— start —
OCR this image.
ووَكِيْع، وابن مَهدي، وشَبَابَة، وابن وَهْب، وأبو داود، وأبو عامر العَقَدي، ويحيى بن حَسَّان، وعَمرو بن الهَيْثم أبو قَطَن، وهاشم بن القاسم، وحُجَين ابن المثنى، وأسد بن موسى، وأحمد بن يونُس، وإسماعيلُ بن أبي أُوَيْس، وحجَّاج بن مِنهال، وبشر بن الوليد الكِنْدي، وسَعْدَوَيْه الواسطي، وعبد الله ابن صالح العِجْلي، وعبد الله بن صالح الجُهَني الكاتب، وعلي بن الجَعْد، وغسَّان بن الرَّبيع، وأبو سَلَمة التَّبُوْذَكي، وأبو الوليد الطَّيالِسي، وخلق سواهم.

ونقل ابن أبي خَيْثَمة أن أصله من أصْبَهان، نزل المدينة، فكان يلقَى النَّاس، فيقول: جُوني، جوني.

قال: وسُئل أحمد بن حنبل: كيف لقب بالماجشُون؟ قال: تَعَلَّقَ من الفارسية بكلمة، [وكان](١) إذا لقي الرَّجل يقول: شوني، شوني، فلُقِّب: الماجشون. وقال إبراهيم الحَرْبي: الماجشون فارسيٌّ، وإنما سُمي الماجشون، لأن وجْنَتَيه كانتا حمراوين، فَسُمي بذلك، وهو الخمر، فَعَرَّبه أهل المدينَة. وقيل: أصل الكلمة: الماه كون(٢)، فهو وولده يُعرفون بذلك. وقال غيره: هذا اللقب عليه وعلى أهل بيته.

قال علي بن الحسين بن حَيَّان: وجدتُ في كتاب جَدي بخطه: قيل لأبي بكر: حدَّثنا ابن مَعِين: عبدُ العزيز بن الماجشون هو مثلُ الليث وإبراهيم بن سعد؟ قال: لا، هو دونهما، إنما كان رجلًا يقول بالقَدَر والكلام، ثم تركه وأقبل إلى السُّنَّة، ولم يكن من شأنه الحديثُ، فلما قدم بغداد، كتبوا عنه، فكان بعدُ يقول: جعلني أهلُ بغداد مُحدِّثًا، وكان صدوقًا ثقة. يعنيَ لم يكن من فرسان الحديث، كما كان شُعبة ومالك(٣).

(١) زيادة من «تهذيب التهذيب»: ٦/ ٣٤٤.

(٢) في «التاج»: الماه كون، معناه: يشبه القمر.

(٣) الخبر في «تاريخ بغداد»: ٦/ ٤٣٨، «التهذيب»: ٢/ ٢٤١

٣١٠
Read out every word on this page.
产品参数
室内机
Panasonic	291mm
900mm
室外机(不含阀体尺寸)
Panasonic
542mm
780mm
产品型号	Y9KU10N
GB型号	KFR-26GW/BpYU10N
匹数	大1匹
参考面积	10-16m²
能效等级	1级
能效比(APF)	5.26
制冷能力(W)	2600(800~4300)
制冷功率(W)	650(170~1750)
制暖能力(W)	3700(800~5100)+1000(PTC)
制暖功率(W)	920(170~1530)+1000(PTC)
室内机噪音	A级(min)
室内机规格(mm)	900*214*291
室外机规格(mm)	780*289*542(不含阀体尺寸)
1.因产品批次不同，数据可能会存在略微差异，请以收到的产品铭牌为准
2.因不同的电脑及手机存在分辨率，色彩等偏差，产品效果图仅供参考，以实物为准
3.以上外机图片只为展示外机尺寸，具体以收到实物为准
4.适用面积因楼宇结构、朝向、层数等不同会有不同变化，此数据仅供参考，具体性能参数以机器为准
— end —
_Direction_
Which lines contain "فكان"? Copy each of them out.

_Result below_
ونقل ابن أبي خَيْثَمة أن أصله من أصْبَهان، نزل المدينة، فكان يلقَى النَّاس، فيقول: جُوني، جوني.
قال علي بن الحسين بن حَيَّان: وجدتُ في كتاب جَدي بخطه: قيل لأبي بكر: حدَّثنا ابن مَعِين: عبدُ العزيز بن الماجشون هو مثلُ الليث وإبراهيم بن سعد؟ قال: لا، هو دونهما، إنما كان رجلًا يقول بالقَدَر والكلام، ثم تركه وأقبل إلى السُّنَّة، ولم يكن من شأنه الحديثُ، فلما قدم بغداد، كتبوا عنه، فكان بعدُ يقول: جعلني أهلُ بغداد مُحدِّثًا، وكان صدوقًا ثقة. يعنيَ لم يكن من فرسان الحديث، كما كان شُعبة ومالك(٣).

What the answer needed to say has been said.